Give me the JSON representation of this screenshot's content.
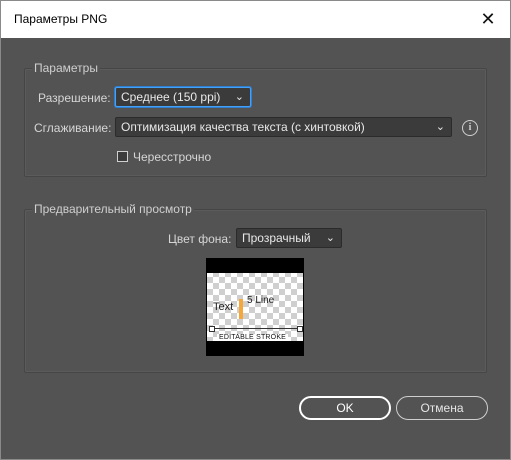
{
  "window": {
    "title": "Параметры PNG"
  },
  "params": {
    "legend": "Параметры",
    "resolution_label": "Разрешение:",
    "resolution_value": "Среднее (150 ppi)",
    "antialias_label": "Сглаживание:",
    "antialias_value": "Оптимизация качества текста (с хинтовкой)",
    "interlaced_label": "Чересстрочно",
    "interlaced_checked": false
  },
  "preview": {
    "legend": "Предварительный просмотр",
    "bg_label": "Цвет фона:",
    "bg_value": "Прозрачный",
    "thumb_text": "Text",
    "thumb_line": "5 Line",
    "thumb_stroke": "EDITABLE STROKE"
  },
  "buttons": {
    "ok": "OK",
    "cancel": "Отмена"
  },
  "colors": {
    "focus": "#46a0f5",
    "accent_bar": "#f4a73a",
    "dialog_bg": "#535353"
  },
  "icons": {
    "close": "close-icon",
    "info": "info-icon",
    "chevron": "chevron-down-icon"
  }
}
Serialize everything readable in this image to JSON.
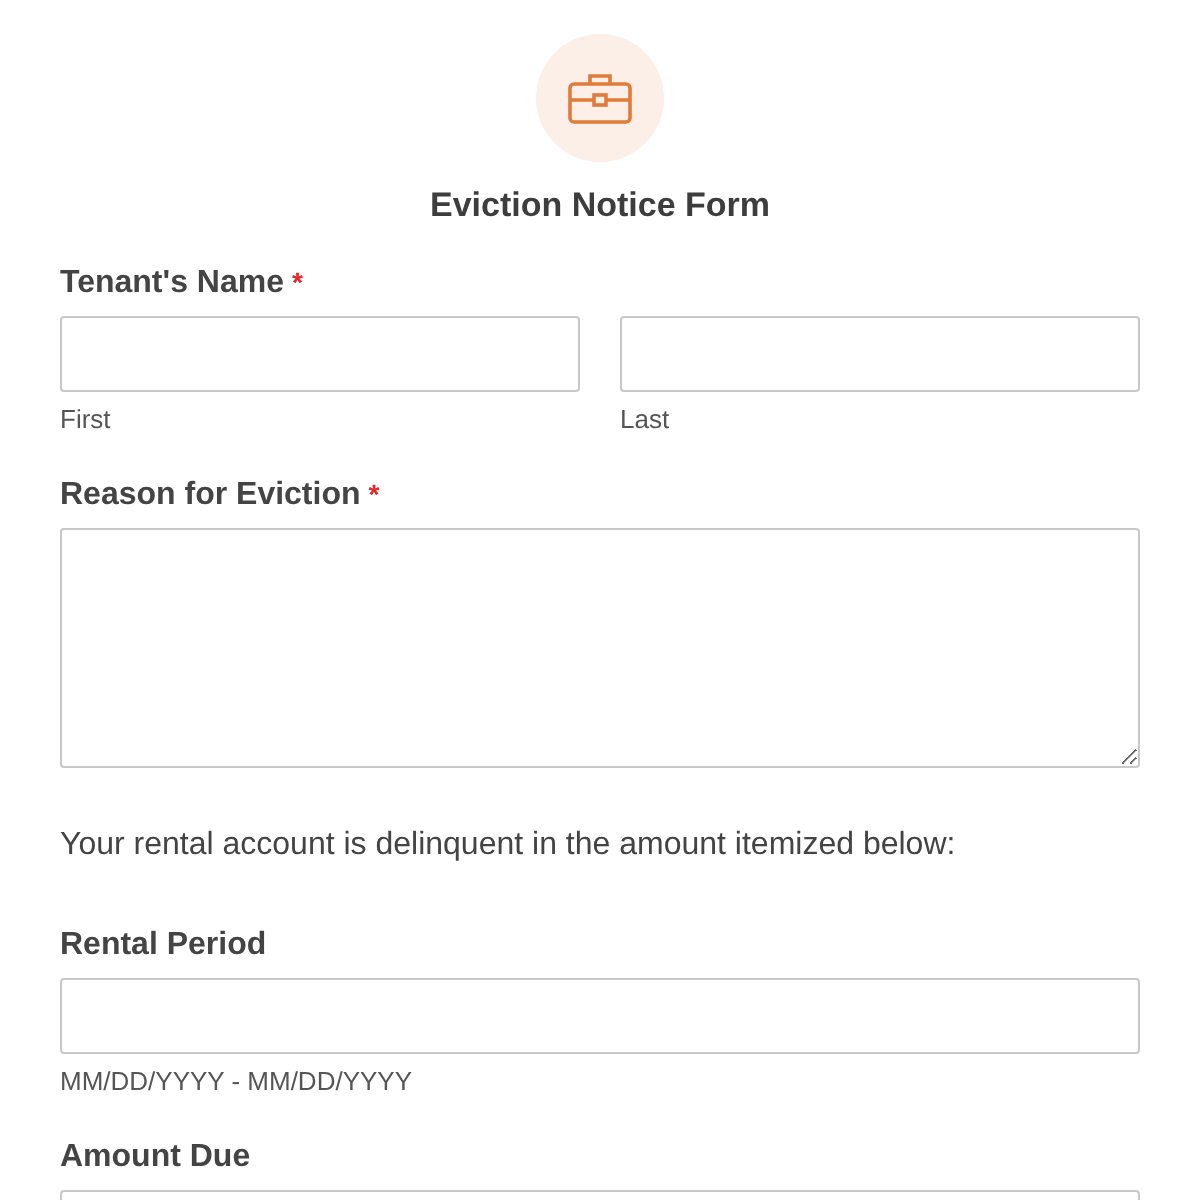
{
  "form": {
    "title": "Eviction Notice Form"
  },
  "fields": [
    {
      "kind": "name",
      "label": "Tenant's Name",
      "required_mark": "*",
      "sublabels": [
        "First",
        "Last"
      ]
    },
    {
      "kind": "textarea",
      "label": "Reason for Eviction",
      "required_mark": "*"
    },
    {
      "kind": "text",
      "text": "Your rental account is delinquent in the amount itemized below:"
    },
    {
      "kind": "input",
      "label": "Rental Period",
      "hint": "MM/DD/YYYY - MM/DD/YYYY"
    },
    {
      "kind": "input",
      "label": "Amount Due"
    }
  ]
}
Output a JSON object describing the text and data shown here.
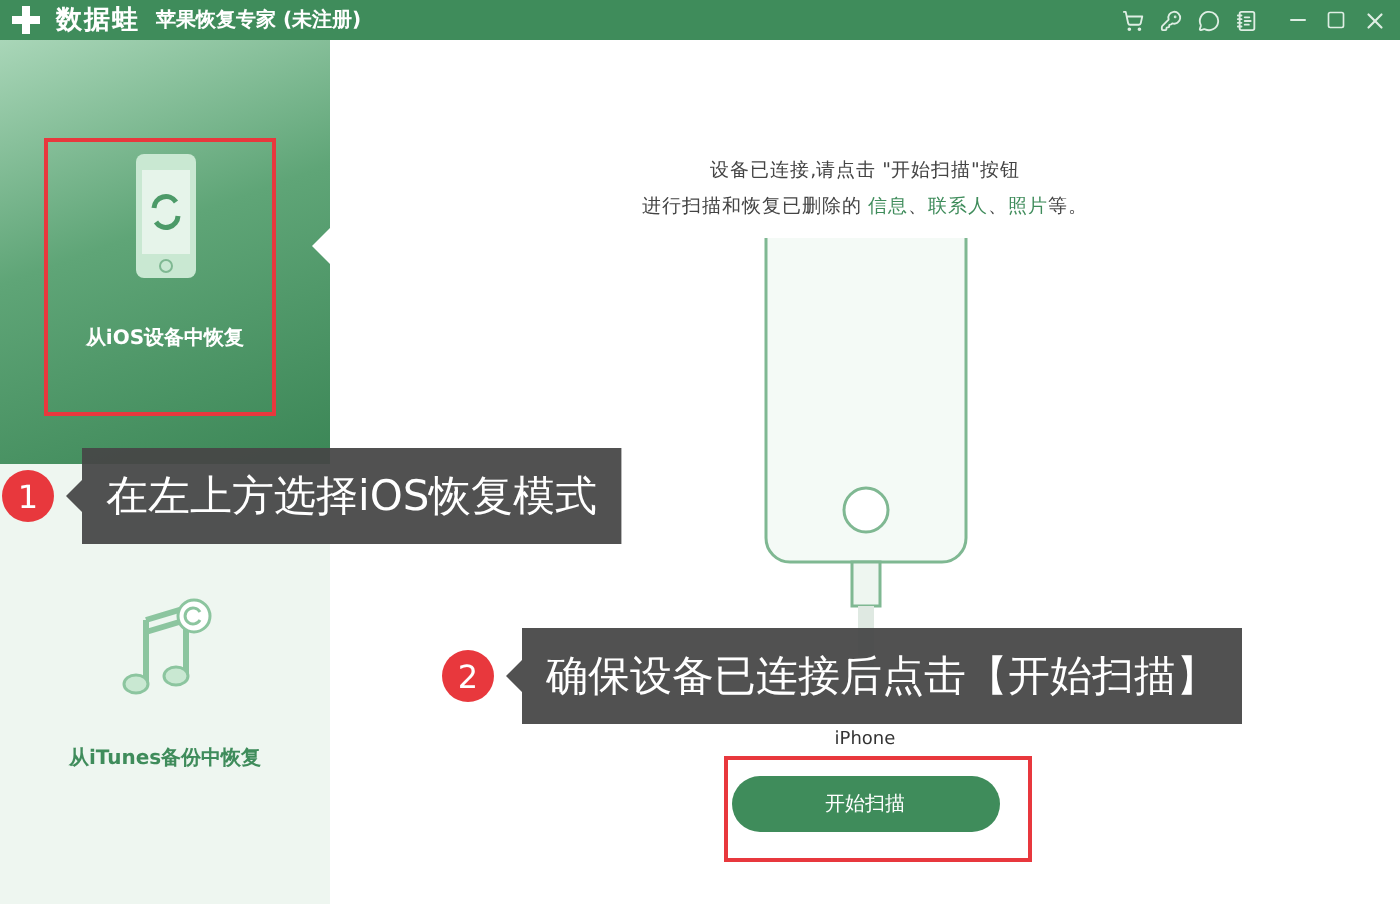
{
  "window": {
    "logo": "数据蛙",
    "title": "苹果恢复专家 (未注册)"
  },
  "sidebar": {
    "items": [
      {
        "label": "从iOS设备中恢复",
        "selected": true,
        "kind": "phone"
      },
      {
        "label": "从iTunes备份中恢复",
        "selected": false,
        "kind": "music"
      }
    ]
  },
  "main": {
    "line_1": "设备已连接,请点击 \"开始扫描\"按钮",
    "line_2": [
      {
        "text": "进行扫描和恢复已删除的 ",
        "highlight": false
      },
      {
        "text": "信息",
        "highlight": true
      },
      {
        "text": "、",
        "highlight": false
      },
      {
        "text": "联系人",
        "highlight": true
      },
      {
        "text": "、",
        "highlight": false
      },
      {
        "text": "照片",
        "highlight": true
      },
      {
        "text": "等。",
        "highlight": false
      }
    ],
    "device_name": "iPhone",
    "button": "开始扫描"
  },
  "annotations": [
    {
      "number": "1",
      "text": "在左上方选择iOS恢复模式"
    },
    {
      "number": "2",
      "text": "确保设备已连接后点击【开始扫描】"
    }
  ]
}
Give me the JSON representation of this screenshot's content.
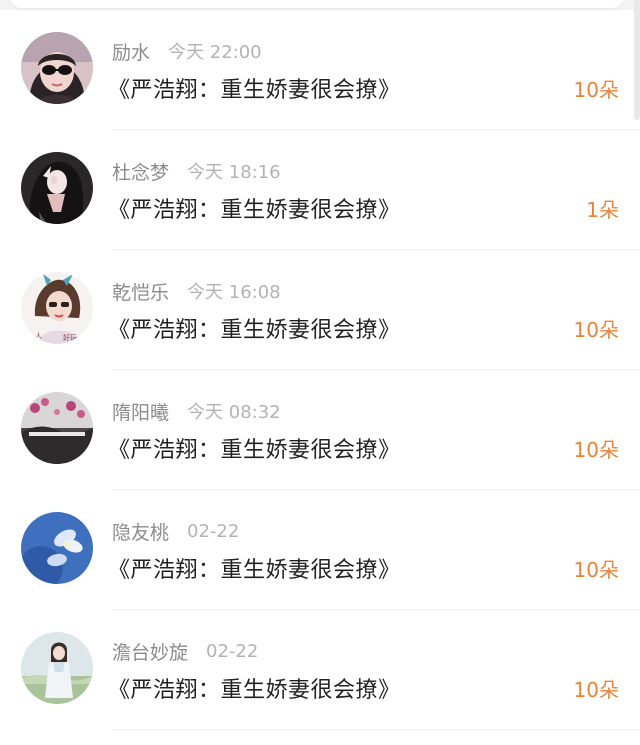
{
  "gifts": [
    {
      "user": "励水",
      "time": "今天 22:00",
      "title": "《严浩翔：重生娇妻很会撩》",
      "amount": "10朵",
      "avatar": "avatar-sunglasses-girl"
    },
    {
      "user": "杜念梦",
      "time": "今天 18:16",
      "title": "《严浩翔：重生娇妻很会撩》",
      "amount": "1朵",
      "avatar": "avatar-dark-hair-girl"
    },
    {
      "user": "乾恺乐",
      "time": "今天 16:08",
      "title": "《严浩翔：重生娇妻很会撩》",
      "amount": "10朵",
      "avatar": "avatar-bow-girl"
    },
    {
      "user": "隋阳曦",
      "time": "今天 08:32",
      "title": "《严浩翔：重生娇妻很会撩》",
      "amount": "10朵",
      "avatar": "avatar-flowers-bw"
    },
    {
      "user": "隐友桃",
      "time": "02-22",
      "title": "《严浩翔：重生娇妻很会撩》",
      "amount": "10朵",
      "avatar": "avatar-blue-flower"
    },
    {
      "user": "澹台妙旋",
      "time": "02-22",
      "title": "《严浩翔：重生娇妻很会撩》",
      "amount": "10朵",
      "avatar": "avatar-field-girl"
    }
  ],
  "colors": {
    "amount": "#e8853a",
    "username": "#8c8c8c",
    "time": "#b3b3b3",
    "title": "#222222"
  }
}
◆ ◆ ◆ ◆
Stated problem
State the number of lines in the preceding entries that include the word "time". Provide nothing else.

Task solution
7